# Records from a dataset

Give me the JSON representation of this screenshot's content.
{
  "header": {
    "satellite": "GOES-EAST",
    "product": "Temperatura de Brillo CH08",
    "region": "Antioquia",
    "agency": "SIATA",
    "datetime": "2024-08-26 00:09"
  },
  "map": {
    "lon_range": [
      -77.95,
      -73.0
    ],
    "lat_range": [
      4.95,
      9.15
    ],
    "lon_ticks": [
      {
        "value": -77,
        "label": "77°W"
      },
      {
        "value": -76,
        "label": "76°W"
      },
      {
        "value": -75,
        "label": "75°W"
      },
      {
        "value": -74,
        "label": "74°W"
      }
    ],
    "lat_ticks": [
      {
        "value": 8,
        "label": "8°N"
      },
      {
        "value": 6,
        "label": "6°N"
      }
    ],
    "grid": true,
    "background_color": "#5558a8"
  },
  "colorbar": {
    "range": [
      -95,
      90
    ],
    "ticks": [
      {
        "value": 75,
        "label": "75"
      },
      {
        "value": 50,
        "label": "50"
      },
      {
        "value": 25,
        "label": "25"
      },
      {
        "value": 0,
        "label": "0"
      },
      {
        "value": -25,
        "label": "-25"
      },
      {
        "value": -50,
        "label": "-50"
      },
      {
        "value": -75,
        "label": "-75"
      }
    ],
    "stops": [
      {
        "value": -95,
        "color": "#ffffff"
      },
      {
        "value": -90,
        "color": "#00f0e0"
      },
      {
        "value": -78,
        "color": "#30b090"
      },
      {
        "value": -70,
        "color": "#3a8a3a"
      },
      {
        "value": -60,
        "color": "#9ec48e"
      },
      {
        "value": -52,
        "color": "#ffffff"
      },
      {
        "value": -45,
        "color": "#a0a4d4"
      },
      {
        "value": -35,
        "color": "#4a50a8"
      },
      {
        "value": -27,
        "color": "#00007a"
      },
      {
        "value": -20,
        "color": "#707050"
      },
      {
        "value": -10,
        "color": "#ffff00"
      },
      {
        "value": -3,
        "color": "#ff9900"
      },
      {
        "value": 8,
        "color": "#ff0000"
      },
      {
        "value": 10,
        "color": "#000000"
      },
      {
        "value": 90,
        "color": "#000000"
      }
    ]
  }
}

# WHAT TO DO
Output the complete data exactly as written.

# COMPLETED EXERCISE
Give me the JSON representation of this screenshot's content.
{
  "header": {
    "satellite": "GOES-EAST",
    "product": "Temperatura de Brillo CH08",
    "region": "Antioquia",
    "agency": "SIATA",
    "datetime": "2024-08-26 00:09"
  },
  "map": {
    "lon_range": [
      -77.95,
      -73.0
    ],
    "lat_range": [
      4.95,
      9.15
    ],
    "lon_ticks": [
      {
        "value": -77,
        "label": "77°W"
      },
      {
        "value": -76,
        "label": "76°W"
      },
      {
        "value": -75,
        "label": "75°W"
      },
      {
        "value": -74,
        "label": "74°W"
      }
    ],
    "lat_ticks": [
      {
        "value": 8,
        "label": "8°N"
      },
      {
        "value": 6,
        "label": "6°N"
      }
    ],
    "grid": true,
    "background_color": "#5558a8"
  },
  "colorbar": {
    "range": [
      -95,
      90
    ],
    "ticks": [
      {
        "value": 75,
        "label": "75"
      },
      {
        "value": 50,
        "label": "50"
      },
      {
        "value": 25,
        "label": "25"
      },
      {
        "value": 0,
        "label": "0"
      },
      {
        "value": -25,
        "label": "-25"
      },
      {
        "value": -50,
        "label": "-50"
      },
      {
        "value": -75,
        "label": "-75"
      }
    ],
    "stops": [
      {
        "value": -95,
        "color": "#ffffff"
      },
      {
        "value": -90,
        "color": "#00f0e0"
      },
      {
        "value": -78,
        "color": "#30b090"
      },
      {
        "value": -70,
        "color": "#3a8a3a"
      },
      {
        "value": -60,
        "color": "#9ec48e"
      },
      {
        "value": -52,
        "color": "#ffffff"
      },
      {
        "value": -45,
        "color": "#a0a4d4"
      },
      {
        "value": -35,
        "color": "#4a50a8"
      },
      {
        "value": -27,
        "color": "#00007a"
      },
      {
        "value": -20,
        "color": "#707050"
      },
      {
        "value": -10,
        "color": "#ffff00"
      },
      {
        "value": -3,
        "color": "#ff9900"
      },
      {
        "value": 8,
        "color": "#ff0000"
      },
      {
        "value": 10,
        "color": "#000000"
      },
      {
        "value": 90,
        "color": "#000000"
      }
    ]
  }
}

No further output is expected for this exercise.